DATA EXTRACT:
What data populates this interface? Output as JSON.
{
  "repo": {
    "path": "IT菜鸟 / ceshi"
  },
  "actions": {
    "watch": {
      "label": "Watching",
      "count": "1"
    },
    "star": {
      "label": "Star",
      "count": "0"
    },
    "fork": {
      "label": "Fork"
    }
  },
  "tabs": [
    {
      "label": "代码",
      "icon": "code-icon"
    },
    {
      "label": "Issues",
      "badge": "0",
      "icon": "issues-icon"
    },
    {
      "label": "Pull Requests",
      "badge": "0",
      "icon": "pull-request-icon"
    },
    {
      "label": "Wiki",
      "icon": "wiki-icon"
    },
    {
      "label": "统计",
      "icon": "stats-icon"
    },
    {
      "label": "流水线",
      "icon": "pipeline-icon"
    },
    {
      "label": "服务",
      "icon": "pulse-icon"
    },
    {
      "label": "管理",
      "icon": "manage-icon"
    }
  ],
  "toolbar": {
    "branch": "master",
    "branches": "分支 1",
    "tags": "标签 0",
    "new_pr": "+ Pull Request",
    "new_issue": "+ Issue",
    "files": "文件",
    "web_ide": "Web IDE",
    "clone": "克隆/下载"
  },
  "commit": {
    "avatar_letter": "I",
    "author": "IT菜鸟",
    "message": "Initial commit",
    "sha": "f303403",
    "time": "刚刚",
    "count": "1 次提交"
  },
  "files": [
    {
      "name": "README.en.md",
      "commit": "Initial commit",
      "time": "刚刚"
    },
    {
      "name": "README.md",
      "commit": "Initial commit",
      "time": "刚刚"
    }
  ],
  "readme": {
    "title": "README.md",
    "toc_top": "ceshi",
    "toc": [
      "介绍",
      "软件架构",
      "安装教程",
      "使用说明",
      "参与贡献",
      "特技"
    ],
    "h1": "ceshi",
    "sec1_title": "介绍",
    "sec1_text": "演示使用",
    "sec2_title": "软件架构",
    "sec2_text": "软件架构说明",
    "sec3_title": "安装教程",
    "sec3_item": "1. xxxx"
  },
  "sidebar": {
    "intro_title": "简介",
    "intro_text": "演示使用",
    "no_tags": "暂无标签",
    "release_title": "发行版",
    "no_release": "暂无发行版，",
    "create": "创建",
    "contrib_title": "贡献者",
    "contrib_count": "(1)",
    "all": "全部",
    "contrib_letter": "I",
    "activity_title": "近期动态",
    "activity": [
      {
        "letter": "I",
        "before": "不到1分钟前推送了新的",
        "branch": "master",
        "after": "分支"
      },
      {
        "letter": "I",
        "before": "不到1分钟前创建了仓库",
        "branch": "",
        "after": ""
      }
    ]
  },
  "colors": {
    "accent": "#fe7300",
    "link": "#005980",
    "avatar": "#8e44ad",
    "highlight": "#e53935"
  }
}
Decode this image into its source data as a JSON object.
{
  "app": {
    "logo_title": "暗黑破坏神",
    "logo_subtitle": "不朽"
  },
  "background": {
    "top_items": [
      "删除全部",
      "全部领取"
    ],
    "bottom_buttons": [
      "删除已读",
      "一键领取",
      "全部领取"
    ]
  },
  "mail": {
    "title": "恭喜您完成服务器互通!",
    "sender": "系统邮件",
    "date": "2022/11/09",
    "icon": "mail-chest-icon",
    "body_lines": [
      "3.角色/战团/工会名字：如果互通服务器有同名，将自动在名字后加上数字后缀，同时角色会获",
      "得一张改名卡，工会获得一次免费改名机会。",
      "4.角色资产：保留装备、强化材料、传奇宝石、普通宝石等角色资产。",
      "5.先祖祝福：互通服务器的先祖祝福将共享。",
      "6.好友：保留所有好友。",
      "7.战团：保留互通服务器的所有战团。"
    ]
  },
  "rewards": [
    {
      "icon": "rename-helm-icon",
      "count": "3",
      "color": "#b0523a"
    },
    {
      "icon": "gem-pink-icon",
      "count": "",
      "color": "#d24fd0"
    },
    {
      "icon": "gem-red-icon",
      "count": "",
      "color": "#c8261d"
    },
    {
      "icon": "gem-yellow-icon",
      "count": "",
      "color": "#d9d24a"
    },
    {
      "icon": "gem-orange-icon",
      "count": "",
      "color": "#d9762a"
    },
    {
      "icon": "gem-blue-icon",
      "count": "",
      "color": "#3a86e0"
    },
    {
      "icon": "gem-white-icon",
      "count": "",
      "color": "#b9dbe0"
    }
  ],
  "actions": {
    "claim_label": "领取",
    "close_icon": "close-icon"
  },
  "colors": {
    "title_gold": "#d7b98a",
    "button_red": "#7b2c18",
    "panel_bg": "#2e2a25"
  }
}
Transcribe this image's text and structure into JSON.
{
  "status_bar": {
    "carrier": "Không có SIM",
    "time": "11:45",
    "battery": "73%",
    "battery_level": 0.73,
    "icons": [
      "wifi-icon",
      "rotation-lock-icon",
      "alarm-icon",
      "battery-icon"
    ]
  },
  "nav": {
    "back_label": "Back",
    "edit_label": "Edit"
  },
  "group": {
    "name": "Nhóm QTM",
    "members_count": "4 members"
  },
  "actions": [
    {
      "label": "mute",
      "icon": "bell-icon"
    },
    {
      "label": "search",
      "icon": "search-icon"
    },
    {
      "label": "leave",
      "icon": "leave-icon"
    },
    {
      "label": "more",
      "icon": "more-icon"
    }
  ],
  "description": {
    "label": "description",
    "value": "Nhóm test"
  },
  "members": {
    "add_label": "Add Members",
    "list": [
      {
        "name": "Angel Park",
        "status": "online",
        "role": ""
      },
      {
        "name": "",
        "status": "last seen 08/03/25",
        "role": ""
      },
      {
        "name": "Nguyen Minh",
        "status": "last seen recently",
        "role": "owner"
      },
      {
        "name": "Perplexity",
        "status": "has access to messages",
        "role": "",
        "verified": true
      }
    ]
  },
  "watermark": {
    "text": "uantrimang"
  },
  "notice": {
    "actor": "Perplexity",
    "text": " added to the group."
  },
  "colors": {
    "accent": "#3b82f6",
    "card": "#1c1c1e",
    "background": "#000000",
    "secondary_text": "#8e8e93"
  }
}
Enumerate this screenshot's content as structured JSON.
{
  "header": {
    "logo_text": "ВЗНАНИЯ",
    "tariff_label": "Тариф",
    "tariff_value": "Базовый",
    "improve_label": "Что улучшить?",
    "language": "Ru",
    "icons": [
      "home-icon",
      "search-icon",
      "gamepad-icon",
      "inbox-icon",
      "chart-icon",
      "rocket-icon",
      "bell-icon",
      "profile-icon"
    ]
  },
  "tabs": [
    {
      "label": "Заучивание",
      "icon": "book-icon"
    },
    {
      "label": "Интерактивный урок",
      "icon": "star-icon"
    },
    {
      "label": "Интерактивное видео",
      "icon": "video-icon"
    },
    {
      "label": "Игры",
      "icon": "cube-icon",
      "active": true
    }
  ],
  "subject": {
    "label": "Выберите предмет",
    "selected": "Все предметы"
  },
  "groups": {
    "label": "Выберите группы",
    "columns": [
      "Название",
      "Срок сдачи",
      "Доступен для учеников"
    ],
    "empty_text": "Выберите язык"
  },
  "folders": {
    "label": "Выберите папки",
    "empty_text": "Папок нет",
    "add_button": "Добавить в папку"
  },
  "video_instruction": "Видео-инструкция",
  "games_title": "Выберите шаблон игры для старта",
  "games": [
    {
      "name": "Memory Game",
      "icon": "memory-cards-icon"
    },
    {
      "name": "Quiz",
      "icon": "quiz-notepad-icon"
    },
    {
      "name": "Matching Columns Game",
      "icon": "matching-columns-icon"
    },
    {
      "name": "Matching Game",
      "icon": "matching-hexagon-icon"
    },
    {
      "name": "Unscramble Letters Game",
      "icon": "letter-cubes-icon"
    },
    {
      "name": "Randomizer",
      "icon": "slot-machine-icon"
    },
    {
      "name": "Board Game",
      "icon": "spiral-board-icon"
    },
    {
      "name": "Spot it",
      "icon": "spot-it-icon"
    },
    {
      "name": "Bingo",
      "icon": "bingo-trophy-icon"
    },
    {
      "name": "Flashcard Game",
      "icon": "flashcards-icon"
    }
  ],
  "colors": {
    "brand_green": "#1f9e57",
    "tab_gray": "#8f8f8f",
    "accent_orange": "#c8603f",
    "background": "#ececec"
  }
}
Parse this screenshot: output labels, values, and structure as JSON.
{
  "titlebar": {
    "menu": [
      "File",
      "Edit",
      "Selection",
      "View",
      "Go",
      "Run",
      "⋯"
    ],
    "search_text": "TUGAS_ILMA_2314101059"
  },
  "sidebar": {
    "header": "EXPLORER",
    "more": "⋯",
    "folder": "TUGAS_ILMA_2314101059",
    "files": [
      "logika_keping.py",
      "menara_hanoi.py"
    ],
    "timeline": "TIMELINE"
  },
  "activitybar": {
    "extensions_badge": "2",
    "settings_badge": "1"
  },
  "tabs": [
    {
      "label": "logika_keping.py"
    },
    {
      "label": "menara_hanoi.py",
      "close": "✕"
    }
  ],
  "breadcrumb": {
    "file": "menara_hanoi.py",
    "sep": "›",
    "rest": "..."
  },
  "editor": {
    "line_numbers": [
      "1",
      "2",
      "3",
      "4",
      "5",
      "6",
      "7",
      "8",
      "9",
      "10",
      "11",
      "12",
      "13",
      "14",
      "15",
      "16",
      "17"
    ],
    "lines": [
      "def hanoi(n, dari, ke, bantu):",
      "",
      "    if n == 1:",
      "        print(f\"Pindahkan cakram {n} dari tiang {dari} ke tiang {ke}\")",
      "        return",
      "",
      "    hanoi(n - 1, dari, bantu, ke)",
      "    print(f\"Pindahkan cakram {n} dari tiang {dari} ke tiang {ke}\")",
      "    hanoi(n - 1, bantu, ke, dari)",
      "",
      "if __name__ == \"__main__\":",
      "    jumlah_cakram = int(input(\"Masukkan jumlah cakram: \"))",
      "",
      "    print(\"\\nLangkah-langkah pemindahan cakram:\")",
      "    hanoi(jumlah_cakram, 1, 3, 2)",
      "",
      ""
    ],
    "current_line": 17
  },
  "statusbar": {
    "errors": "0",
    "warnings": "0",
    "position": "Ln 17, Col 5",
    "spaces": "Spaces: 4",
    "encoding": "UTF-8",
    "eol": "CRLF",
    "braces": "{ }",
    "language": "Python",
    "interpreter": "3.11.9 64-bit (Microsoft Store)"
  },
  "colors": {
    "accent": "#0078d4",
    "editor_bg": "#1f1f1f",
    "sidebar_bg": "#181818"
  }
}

PROBLEM STATEMENT: Your answer should be one number: how many lines of the listing include the word "bantu".

SOLVED EXERCISE: 3